* BEGIN *

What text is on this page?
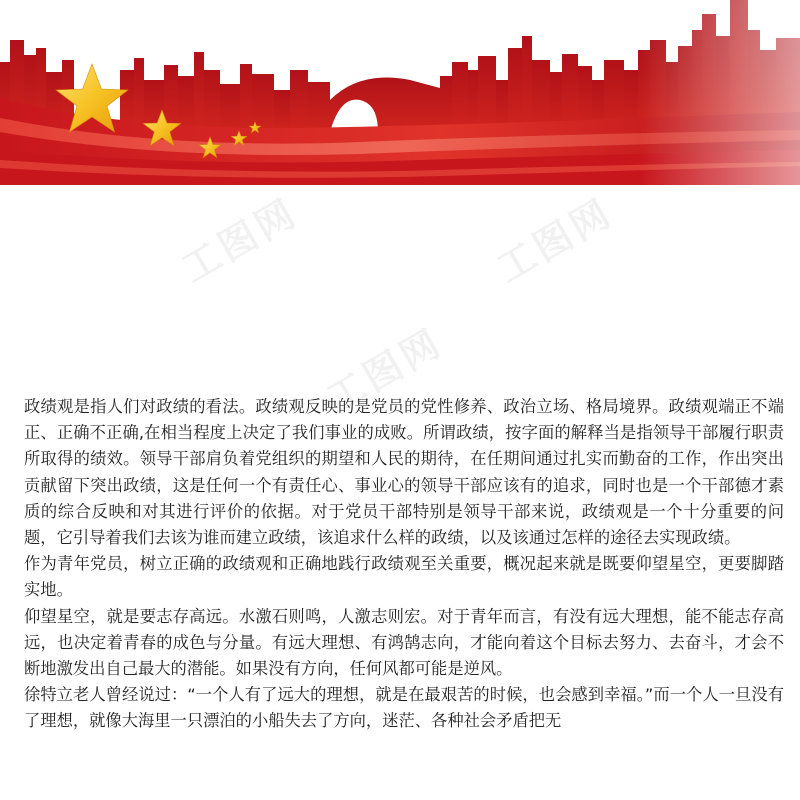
工图网	工图网
工图网

政绩观是指人们对政绩的看法。政绩观反映的是党员的党性修养、政治立场、格局境界。政绩观端正不端正、正确不正确,在相当程度上决定了我们事业的成败。所谓政绩，按字面的解释当是指领导干部履行职责所取得的绩效。领导干部肩负着党组织的期望和人民的期待，在任期间通过扎实而勤奋的工作，作出突出贡献留下突出政绩，这是任何一个有责任心、事业心的领导干部应该有的追求，同时也是一个干部德才素质的综合反映和对其进行评价的依据。对于党员干部特别是领导干部来说，政绩观是一个十分重要的问题，它引导着我们去该为谁而建立政绩，该追求什么样的政绩，以及该通过怎样的途径去实现政绩。

作为青年党员，树立正确的政绩观和正确地践行政绩观至关重要，概况起来就是既要仰望星空，更要脚踏实地。

仰望星空，就是要志存高远。水激石则鸣，人激志则宏。对于青年而言，有没有远大理想，能不能志存高远，也决定着青春的成色与分量。有远大理想、有鸿鹄志向，才能向着这个目标去努力、去奋斗，才会不断地激发出自己最大的潜能。如果没有方向，任何风都可能是逆风。

徐特立老人曾经说过：“一个人有了远大的理想，就是在最艰苦的时候，也会感到幸福。”而一个人一旦没有了理想，就像大海里一只漂泊的小船失去了方向，迷茫、各种社会矛盾把无
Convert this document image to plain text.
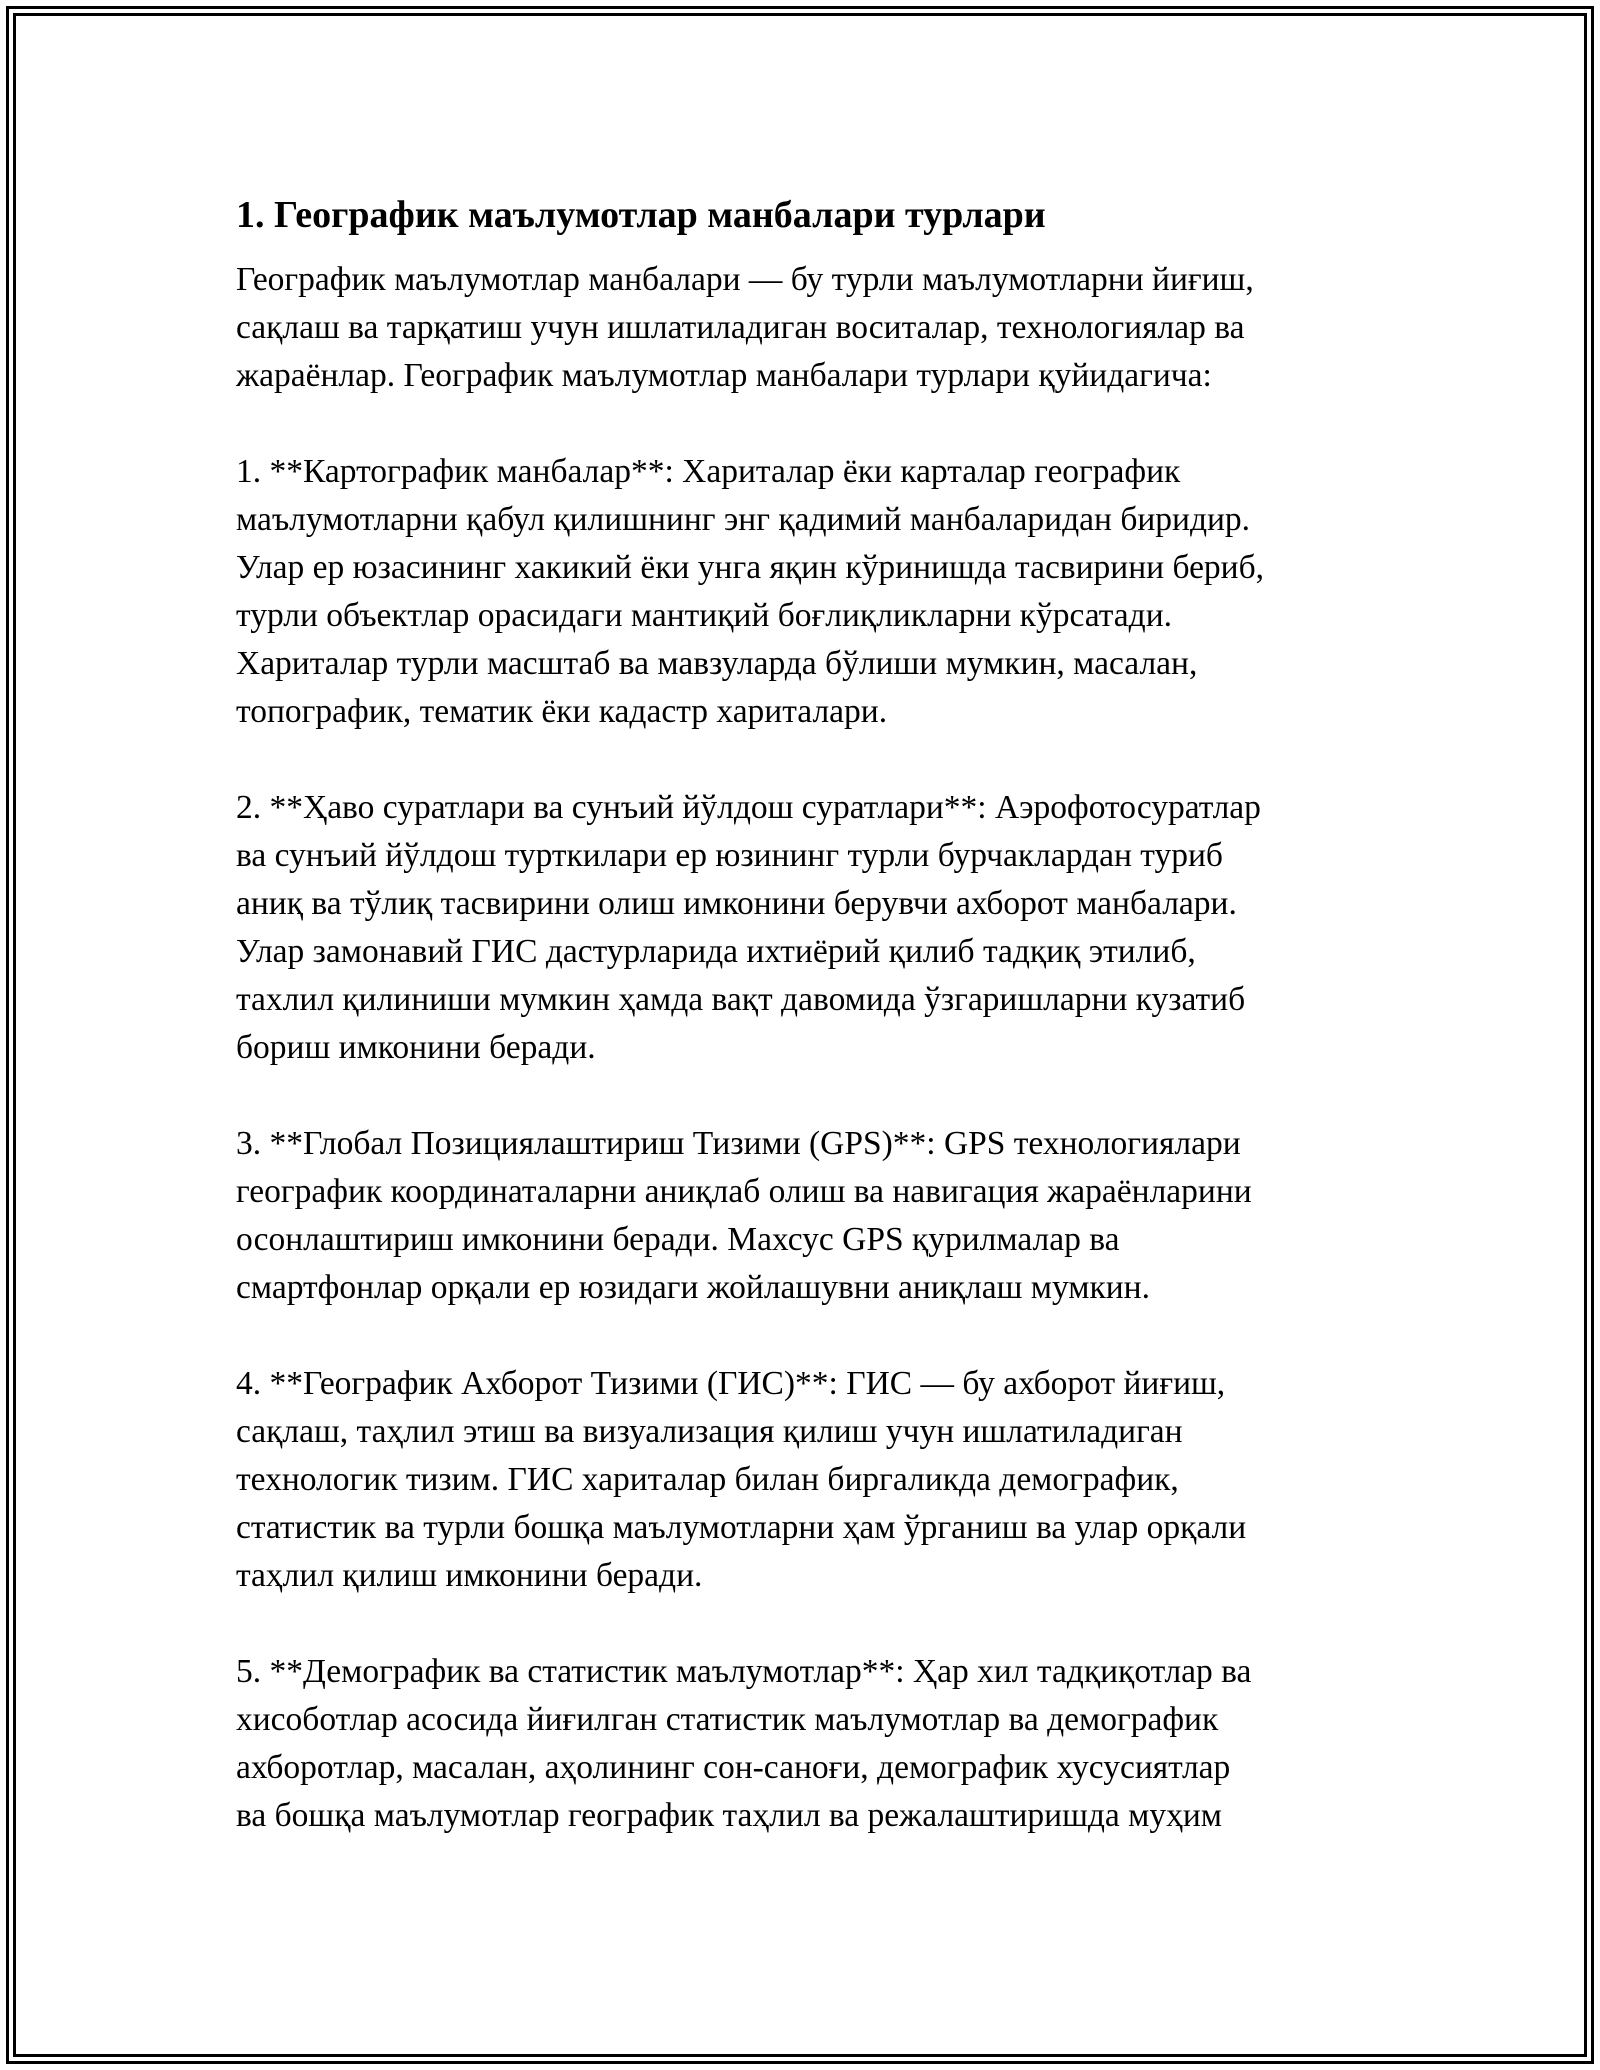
1. Географик маълумотлар манбалари турлари

Географик маълумотлар манбалари — бу турли маълумотларни йиғиш,
сақлаш ва тарқатиш учун ишлатиладиган воситалар, технологиялар ва
жараёнлар. Географик маълумотлар манбалари турлари қуйидагича:

1. **Картографик манбалар**: Хариталар ёки карталар географик
маълумотларни қабул қилишнинг энг қадимий манбаларидан биридир.
Улар ер юзасининг хакикий ёки унга яқин кўринишда тасвирини бериб,
турли объектлар орасидаги мантиқий боғлиқликларни кўрсатади.
Хариталар турли масштаб ва мавзуларда бўлиши мумкин, масалан,
топографик, тематик ёки кадастр хариталари.

2. **Ҳаво суратлари ва сунъий йўлдош суратлари**: Аэрофотосуратлар
ва сунъий йўлдош турткилари ер юзининг турли бурчаклардан туриб
аниқ ва тўлиқ тасвирини олиш имконини берувчи ахборот манбалари.
Улар замонавий ГИС дастурларида ихтиёрий қилиб тадқиқ этилиб,
тахлил қилиниши мумкин ҳамда вақт давомида ўзгаришларни кузатиб
бориш имконини беради.

3. **Глобал Позициялаштириш Тизими (GPS)**: GPS технологиялари
географик координаталарни аниқлаб олиш ва навигация жараёнларини
осонлаштириш имконини беради. Махсус GPS қурилмалар ва
смартфонлар орқали ер юзидаги жойлашувни аниқлаш мумкин.

4. **Географик Ахборот Тизими (ГИС)**: ГИС — бу ахборот йиғиш,
сақлаш, таҳлил этиш ва визуализация қилиш учун ишлатиладиган
технологик тизим. ГИС хариталар билан биргаликда демографик,
статистик ва турли бошқа маълумотларни ҳам ўрганиш ва улар орқали
таҳлил қилиш имконини беради.

5. **Демографик ва статистик маълумотлар**: Ҳар хил тадқиқотлар ва
хисоботлар асосида йиғилган статистик маълумотлар ва демографик
ахборотлар, масалан, аҳолининг сон-саноғи, демографик хусусиятлар
ва бошқа маълумотлар географик таҳлил ва режалаштиришда муҳим
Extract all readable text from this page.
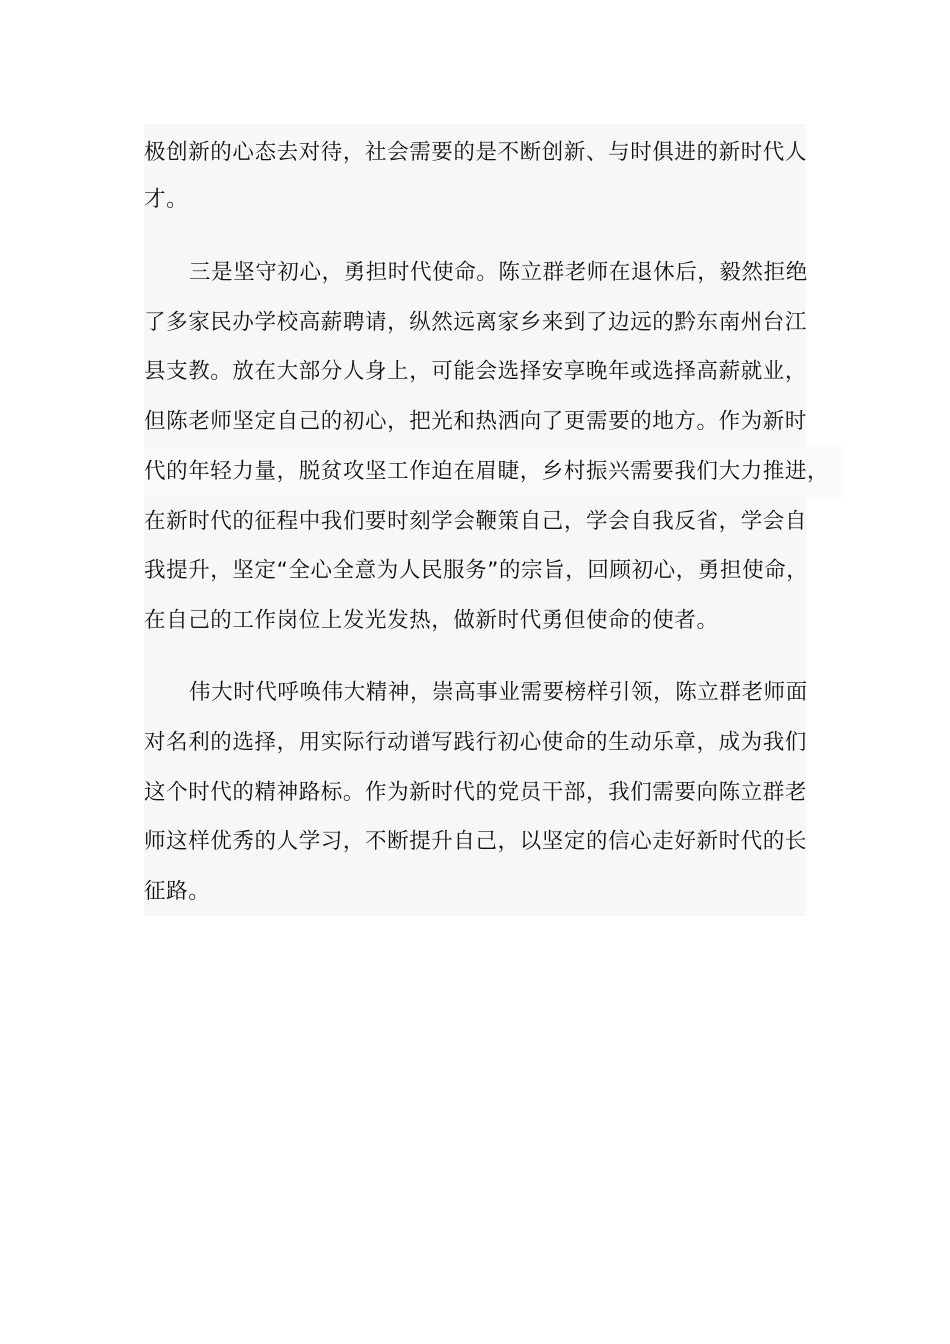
极创新的心态去对待，社会需要的是不断创新、与时俱进的新时代人
才。
三是坚守初心，勇担时代使命。陈立群老师在退休后，毅然拒绝
了多家民办学校高薪聘请，纵然远离家乡来到了边远的黔东南州台江
县支教。放在大部分人身上，可能会选择安享晚年或选择高薪就业，
但陈老师坚定自己的初心，把光和热洒向了更需要的地方。作为新时
代的年轻力量，脱贫攻坚工作迫在眉睫，乡村振兴需要我们大力推进，
在新时代的征程中我们要时刻学会鞭策自己，学会自我反省，学会自
我提升，坚定“全心全意为人民服务”的宗旨，回顾初心，勇担使命，
在自己的工作岗位上发光发热，做新时代勇但使命的使者。
伟大时代呼唤伟大精神，崇高事业需要榜样引领，陈立群老师面
对名利的选择，用实际行动谱写践行初心使命的生动乐章，成为我们
这个时代的精神路标。作为新时代的党员干部，我们需要向陈立群老
师这样优秀的人学习，不断提升自己，以坚定的信心走好新时代的长
征路。
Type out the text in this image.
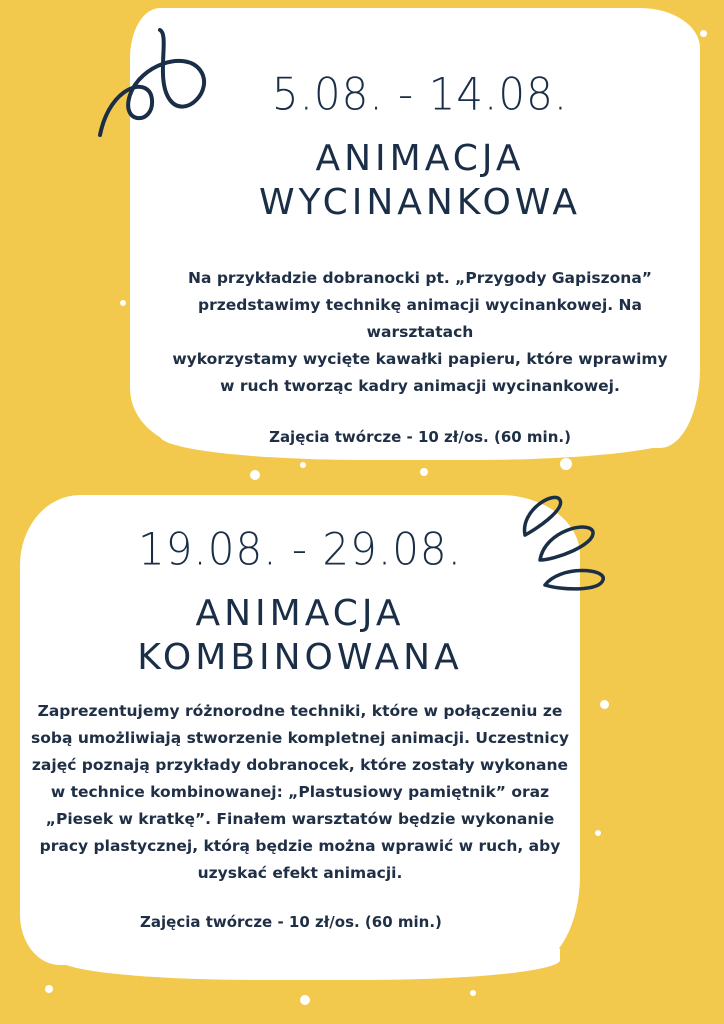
5.08. - 14.08.
ANIMACJA
WYCINANKOWA
Na przykładzie dobranocki pt. „Przygody Gapiszona”
przedstawimy technikę animacji wycinankowej. Na warsztatach
wykorzystamy wycięte kawałki papieru, które wprawimy
w ruch tworząc kadry animacji wycinankowej.
Zajęcia twórcze - 10 zł/os. (60 min.)
19.08. - 29.08.
ANIMACJA
KOMBINOWANA
Zaprezentujemy różnorodne techniki, które w połączeniu ze
sobą umożliwiają stworzenie kompletnej animacji. Uczestnicy
zajęć poznają przykłady dobranocek, które zostały wykonane
w technice kombinowanej: „Plastusiowy pamiętnik” oraz
„Piesek w kratkę”. Finałem warsztatów będzie wykonanie
pracy plastycznej, którą będzie można wprawić w ruch, aby
uzyskać efekt animacji.
Zajęcia twórcze - 10 zł/os. (60 min.)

* END *

§ Instruction:
Print, exactly and only, the lines running from the line with "Extract all readable text from this page." through the last line of the data, including both. Skip any picture.

§ Response to this task:
Extract all readable text from this page.
极创新的心态去对待，社会需要的是不断创新、与时俱进的新时代人
才。
三是坚守初心，勇担时代使命。陈立群老师在退休后，毅然拒绝
了多家民办学校高薪聘请，纵然远离家乡来到了边远的黔东南州台江
县支教。放在大部分人身上，可能会选择安享晚年或选择高薪就业，
但陈老师坚定自己的初心，把光和热洒向了更需要的地方。作为新时
代的年轻力量，脱贫攻坚工作迫在眉睫，乡村振兴需要我们大力推进，
在新时代的征程中我们要时刻学会鞭策自己，学会自我反省，学会自
我提升，坚定“全心全意为人民服务”的宗旨，回顾初心，勇担使命，
在自己的工作岗位上发光发热，做新时代勇但使命的使者。
伟大时代呼唤伟大精神，崇高事业需要榜样引领，陈立群老师面
对名利的选择，用实际行动谱写践行初心使命的生动乐章，成为我们
这个时代的精神路标。作为新时代的党员干部，我们需要向陈立群老
师这样优秀的人学习，不断提升自己，以坚定的信心走好新时代的长
征路。
Type out the text in this image.
5.08. - 14.08.
ANIMACJA
WYCINANKOWA
Na przykładzie dobranocki pt. „Przygody Gapiszona”
przedstawimy technikę animacji wycinankowej. Na warsztatach
wykorzystamy wycięte kawałki papieru, które wprawimy
w ruch tworząc kadry animacji wycinankowej.
Zajęcia twórcze - 10 zł/os. (60 min.)
19.08. - 29.08.
ANIMACJA
KOMBINOWANA
Zaprezentujemy różnorodne techniki, które w połączeniu ze
sobą umożliwiają stworzenie kompletnej animacji. Uczestnicy
zajęć poznają przykłady dobranocek, które zostały wykonane
w technice kombinowanej: „Plastusiowy pamiętnik” oraz
„Piesek w kratkę”. Finałem warsztatów będzie wykonanie
pracy plastycznej, którą będzie można wprawić w ruch, aby
uzyskać efekt animacji.
Zajęcia twórcze - 10 zł/os. (60 min.)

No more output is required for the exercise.